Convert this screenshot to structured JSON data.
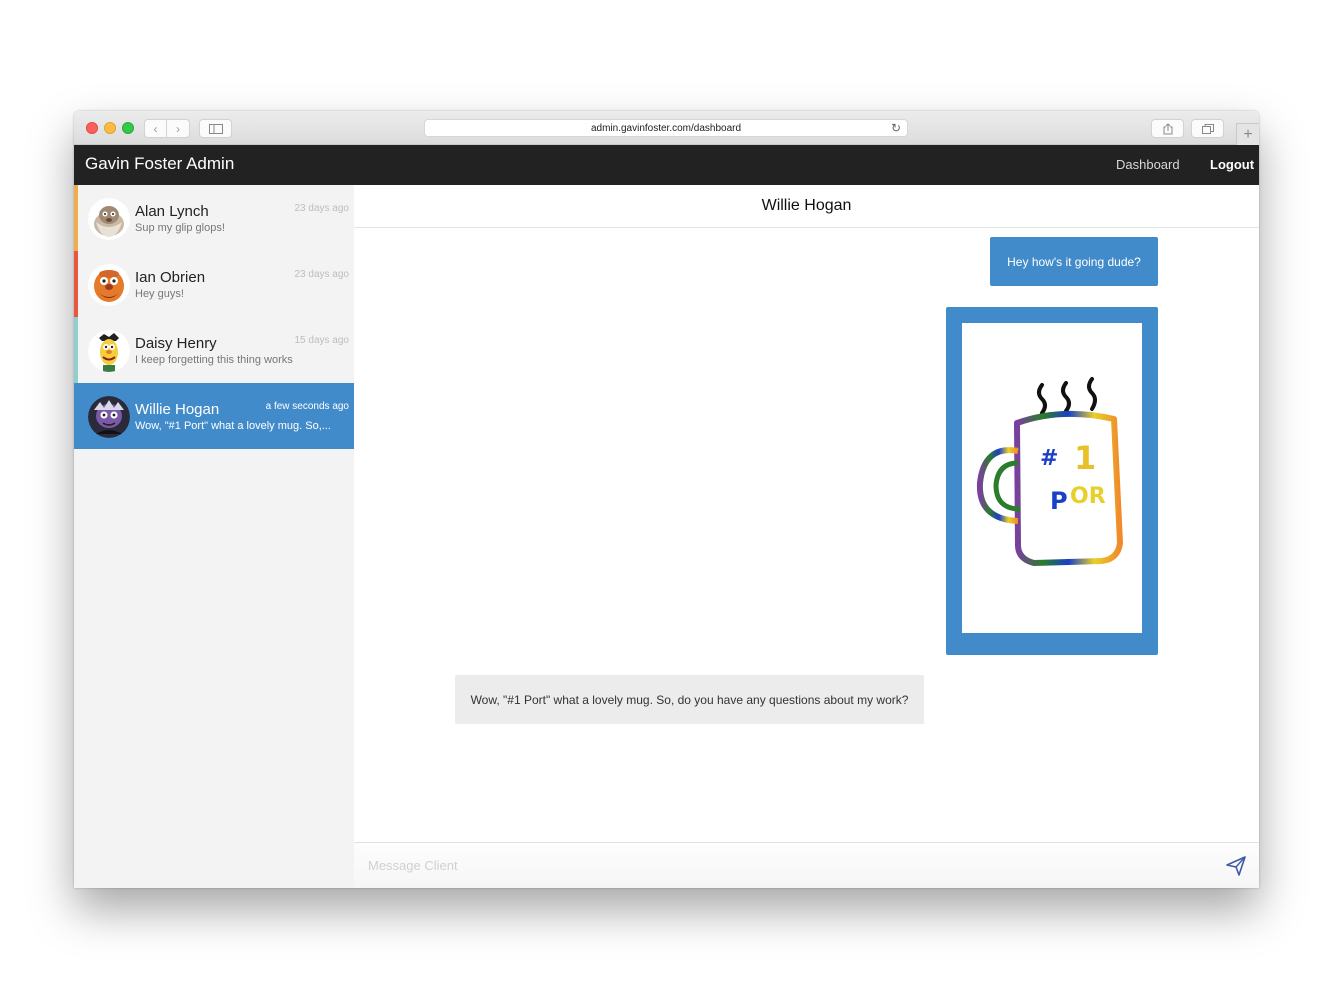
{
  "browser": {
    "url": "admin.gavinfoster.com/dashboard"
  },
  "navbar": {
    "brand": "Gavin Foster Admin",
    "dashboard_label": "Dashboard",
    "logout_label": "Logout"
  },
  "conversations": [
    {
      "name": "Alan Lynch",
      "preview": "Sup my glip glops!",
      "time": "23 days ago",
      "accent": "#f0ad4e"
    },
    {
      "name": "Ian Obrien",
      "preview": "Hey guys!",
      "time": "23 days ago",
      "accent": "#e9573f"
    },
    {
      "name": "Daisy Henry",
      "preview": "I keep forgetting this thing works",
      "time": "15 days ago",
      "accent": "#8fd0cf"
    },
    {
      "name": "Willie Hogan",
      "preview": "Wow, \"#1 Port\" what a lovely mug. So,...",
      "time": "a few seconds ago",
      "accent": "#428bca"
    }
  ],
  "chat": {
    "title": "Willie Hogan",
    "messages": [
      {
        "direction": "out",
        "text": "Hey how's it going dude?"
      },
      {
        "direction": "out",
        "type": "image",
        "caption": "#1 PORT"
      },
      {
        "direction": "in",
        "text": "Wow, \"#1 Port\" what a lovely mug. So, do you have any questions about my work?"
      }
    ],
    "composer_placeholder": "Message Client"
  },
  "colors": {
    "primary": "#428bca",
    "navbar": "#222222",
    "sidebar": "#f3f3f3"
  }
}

...

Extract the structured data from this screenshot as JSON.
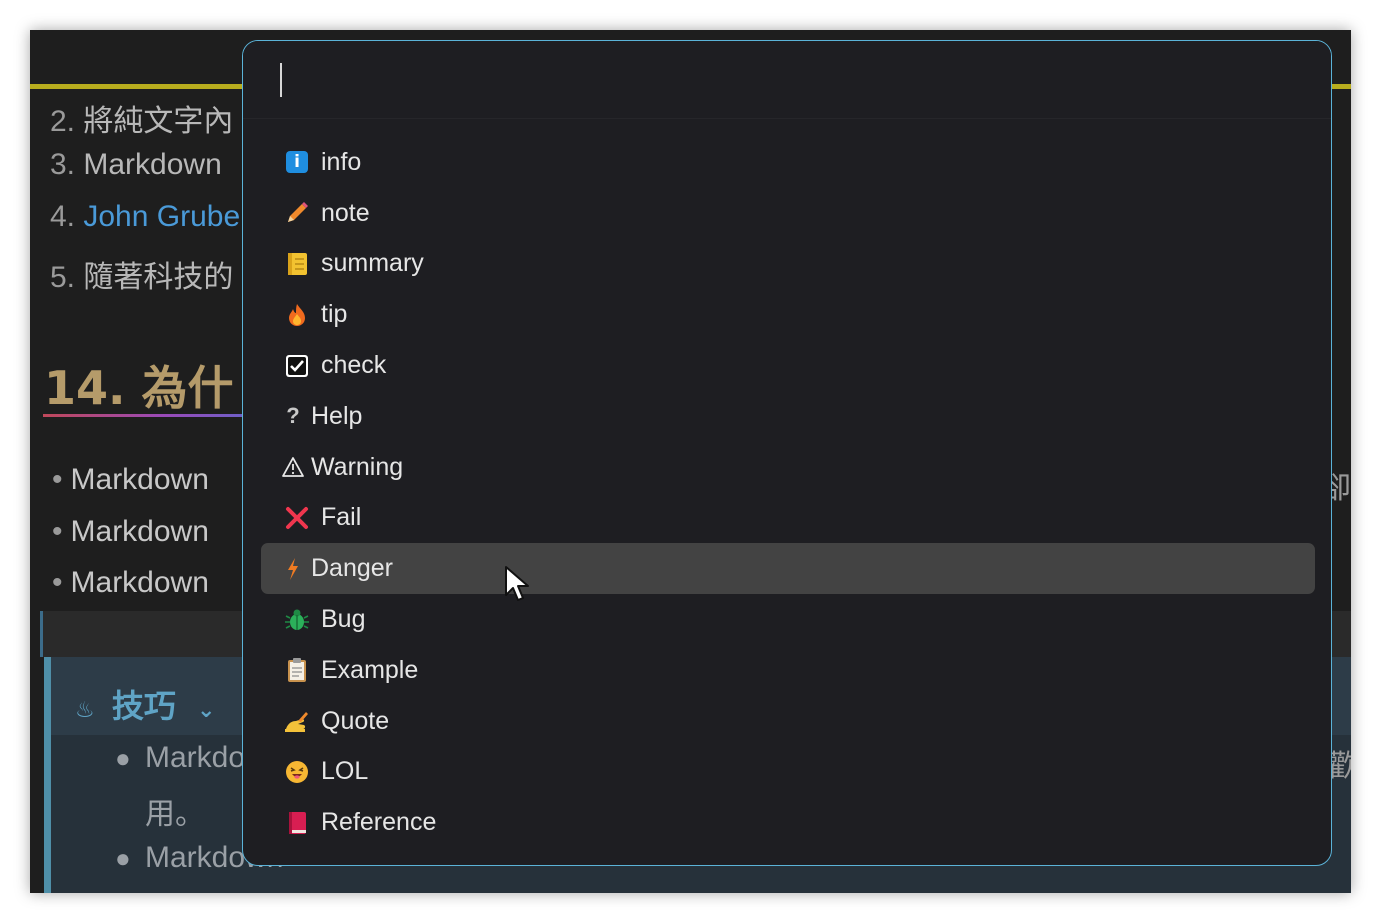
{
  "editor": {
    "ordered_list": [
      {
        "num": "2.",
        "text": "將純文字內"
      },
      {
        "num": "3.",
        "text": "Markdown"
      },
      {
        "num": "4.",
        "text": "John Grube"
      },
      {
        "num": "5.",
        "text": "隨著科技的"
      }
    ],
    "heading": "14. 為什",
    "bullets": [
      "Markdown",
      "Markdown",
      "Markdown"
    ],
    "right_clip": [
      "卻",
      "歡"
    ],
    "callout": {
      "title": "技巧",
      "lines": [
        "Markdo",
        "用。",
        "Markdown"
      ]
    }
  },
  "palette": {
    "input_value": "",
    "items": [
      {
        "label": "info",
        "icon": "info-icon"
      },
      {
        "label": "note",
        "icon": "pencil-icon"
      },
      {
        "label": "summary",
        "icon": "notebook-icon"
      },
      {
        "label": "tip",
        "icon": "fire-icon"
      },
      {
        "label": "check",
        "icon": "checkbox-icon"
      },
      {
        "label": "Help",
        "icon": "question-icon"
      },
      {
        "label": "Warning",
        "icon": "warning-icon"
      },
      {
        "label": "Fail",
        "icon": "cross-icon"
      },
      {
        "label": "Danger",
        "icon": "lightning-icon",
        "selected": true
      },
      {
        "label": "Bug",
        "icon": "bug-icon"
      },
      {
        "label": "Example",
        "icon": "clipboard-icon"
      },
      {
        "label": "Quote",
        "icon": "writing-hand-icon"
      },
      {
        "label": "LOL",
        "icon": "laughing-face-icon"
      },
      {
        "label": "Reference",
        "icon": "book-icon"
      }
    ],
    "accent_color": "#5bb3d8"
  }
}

◆ WRITTEN REQUEST
Copy out every line of the data that includes "structured".

◆ OUTPUT
Convert this screenshot to structured JSON data.
Extract the structured data from this screenshot as JSON.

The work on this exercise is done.